Figure dataset records
•••••
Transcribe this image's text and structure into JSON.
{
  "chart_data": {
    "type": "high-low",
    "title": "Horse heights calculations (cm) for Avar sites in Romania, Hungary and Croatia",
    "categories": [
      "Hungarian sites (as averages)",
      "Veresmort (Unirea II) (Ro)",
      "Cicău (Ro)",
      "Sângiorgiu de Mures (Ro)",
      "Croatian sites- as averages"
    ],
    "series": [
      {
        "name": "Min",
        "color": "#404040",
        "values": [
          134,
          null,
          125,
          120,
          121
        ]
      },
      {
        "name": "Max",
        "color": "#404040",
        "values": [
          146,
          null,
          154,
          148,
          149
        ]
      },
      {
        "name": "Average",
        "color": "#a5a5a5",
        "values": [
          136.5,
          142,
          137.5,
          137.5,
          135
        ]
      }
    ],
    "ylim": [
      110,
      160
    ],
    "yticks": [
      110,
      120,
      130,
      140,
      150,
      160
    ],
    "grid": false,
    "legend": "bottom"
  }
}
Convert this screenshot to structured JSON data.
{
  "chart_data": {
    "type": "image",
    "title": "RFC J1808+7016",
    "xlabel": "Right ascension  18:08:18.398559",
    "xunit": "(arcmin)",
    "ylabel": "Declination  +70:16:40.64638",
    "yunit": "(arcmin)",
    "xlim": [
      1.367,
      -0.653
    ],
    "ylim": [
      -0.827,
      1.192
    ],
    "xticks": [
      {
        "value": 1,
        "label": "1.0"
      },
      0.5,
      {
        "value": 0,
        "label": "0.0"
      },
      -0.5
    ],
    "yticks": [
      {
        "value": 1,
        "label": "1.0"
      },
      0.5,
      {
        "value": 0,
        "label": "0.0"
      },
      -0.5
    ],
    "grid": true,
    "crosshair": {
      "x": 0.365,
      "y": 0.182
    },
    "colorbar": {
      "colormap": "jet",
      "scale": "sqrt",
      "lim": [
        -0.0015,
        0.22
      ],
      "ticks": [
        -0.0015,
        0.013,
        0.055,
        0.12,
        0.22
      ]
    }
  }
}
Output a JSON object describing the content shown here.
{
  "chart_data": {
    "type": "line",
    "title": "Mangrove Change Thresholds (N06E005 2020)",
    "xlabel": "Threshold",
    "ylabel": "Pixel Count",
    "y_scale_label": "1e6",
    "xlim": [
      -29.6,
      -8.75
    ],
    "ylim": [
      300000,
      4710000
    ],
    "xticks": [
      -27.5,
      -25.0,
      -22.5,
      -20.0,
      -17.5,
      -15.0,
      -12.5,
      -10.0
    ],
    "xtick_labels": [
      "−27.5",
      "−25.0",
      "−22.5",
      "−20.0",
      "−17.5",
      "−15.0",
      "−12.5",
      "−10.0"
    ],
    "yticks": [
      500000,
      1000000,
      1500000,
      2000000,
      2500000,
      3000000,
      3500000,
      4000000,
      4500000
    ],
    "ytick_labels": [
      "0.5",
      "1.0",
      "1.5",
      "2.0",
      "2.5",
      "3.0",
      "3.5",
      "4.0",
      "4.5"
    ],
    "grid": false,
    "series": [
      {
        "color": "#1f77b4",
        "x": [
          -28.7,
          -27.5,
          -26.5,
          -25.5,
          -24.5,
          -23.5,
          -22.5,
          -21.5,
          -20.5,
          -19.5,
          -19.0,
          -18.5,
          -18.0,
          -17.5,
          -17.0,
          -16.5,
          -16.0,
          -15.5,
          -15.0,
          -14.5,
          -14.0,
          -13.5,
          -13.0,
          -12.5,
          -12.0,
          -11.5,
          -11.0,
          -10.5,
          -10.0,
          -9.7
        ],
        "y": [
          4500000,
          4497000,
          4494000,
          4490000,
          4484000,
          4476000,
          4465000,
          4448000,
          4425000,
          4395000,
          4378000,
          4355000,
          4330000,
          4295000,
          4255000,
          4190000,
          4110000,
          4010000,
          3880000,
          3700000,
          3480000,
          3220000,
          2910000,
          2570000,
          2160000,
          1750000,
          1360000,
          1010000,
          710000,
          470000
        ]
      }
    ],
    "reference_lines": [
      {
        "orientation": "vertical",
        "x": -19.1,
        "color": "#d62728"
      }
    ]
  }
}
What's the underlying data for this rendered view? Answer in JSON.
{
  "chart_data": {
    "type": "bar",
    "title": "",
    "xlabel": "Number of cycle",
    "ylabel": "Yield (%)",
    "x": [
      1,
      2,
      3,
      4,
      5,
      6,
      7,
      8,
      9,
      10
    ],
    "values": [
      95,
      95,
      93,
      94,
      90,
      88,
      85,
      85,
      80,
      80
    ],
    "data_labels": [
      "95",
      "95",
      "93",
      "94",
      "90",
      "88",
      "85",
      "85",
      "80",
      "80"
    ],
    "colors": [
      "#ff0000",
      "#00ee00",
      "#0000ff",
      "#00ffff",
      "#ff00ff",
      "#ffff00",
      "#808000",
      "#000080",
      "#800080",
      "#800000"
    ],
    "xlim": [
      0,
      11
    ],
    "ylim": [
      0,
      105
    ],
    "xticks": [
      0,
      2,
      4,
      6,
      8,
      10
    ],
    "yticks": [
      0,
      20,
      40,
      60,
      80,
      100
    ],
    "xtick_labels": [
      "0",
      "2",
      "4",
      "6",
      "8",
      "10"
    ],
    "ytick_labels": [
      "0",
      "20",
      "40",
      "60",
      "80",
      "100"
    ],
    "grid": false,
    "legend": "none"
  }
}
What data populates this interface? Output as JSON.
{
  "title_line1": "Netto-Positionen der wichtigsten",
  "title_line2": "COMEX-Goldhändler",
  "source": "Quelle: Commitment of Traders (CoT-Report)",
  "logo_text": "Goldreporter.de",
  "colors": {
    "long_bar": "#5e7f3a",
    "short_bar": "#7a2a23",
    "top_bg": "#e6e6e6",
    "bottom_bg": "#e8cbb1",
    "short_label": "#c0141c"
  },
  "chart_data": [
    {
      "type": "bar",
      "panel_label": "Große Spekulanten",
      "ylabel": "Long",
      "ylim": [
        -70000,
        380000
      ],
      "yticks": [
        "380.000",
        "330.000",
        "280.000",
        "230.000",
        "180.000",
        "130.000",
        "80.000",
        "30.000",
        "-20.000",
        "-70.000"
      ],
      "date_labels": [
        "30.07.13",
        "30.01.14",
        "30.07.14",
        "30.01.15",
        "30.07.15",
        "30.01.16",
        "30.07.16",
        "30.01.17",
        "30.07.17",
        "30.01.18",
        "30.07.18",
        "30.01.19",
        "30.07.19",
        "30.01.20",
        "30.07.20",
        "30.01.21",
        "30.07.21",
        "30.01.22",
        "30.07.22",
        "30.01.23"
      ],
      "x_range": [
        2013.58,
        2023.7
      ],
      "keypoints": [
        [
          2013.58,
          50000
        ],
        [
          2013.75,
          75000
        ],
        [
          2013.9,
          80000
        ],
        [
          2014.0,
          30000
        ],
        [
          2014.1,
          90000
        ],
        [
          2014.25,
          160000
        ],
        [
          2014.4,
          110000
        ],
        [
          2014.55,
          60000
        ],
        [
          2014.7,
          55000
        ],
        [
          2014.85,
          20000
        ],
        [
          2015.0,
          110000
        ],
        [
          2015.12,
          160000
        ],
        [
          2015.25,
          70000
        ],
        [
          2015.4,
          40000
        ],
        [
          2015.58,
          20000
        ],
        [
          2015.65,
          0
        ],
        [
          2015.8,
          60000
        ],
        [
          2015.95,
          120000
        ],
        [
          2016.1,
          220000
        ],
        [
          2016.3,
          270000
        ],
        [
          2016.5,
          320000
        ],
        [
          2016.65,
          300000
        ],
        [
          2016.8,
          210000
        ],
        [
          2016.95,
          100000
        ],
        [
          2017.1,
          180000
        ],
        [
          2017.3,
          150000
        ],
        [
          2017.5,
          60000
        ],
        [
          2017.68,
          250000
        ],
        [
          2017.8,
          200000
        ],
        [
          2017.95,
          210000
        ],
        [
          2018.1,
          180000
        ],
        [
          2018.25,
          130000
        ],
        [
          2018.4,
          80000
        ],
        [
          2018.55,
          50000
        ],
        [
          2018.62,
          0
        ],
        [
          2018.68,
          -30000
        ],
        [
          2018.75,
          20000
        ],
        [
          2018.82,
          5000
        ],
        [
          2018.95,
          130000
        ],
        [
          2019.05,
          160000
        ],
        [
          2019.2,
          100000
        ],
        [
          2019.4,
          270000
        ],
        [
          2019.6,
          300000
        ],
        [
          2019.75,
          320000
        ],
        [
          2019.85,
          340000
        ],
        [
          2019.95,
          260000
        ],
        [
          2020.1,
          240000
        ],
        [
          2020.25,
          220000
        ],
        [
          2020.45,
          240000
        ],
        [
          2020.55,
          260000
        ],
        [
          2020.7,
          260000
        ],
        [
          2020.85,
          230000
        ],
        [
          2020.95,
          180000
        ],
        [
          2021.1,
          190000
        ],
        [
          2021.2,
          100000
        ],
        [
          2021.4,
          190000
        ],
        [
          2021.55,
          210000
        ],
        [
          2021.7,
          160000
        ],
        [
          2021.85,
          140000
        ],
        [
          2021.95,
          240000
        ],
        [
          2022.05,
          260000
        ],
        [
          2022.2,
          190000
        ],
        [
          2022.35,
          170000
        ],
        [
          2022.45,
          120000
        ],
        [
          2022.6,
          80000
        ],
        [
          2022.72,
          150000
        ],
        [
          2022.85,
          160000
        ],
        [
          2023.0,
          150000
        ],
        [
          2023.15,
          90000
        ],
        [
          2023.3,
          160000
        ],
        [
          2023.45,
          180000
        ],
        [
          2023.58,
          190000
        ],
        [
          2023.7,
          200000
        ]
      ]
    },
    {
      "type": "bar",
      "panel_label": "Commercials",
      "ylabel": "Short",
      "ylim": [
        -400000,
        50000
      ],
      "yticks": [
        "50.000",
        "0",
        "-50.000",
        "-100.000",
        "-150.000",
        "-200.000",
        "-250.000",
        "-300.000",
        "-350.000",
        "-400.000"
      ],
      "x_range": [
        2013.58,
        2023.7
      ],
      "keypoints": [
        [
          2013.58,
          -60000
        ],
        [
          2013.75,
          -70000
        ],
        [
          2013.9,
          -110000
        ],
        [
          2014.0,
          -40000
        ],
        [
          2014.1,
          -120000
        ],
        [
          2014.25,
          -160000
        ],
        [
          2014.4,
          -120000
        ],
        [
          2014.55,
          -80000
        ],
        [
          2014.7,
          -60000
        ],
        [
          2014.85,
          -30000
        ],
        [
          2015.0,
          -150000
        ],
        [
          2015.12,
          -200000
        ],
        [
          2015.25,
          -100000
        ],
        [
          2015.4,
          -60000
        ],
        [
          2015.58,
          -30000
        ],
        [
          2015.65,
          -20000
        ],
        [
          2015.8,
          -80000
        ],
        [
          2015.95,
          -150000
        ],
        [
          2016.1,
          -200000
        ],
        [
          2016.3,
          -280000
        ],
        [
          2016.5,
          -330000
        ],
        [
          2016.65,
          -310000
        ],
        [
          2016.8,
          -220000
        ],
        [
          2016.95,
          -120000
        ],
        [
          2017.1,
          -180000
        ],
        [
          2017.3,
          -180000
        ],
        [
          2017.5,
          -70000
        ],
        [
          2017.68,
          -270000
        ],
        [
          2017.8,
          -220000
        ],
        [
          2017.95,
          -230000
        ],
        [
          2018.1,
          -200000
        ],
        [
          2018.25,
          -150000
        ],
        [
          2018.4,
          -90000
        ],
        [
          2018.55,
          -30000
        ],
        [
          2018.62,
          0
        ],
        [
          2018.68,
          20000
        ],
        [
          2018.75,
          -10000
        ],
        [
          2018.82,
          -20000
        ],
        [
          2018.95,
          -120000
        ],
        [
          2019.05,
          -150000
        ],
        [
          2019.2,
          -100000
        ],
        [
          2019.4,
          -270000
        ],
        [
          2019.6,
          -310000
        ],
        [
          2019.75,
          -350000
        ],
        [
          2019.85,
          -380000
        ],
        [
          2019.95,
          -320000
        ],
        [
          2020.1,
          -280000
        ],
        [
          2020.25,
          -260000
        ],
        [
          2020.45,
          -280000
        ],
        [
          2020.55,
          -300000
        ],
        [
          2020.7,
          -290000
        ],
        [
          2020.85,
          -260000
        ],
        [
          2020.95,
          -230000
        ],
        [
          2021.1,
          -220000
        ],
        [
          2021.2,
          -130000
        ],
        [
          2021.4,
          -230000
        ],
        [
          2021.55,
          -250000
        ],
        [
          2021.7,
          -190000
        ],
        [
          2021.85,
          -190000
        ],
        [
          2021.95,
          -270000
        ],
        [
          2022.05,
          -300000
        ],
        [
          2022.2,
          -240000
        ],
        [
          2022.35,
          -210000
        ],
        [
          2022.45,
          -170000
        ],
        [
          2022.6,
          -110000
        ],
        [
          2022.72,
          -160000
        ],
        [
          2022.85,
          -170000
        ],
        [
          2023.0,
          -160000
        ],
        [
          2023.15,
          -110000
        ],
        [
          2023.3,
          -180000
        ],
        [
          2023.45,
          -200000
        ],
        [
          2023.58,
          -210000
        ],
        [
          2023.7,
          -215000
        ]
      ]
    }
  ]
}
•••••
EXERCISE DESCRIPTION: Find every line with the word "type" and state how many there are, with no other words.

TASK ANSWER: 6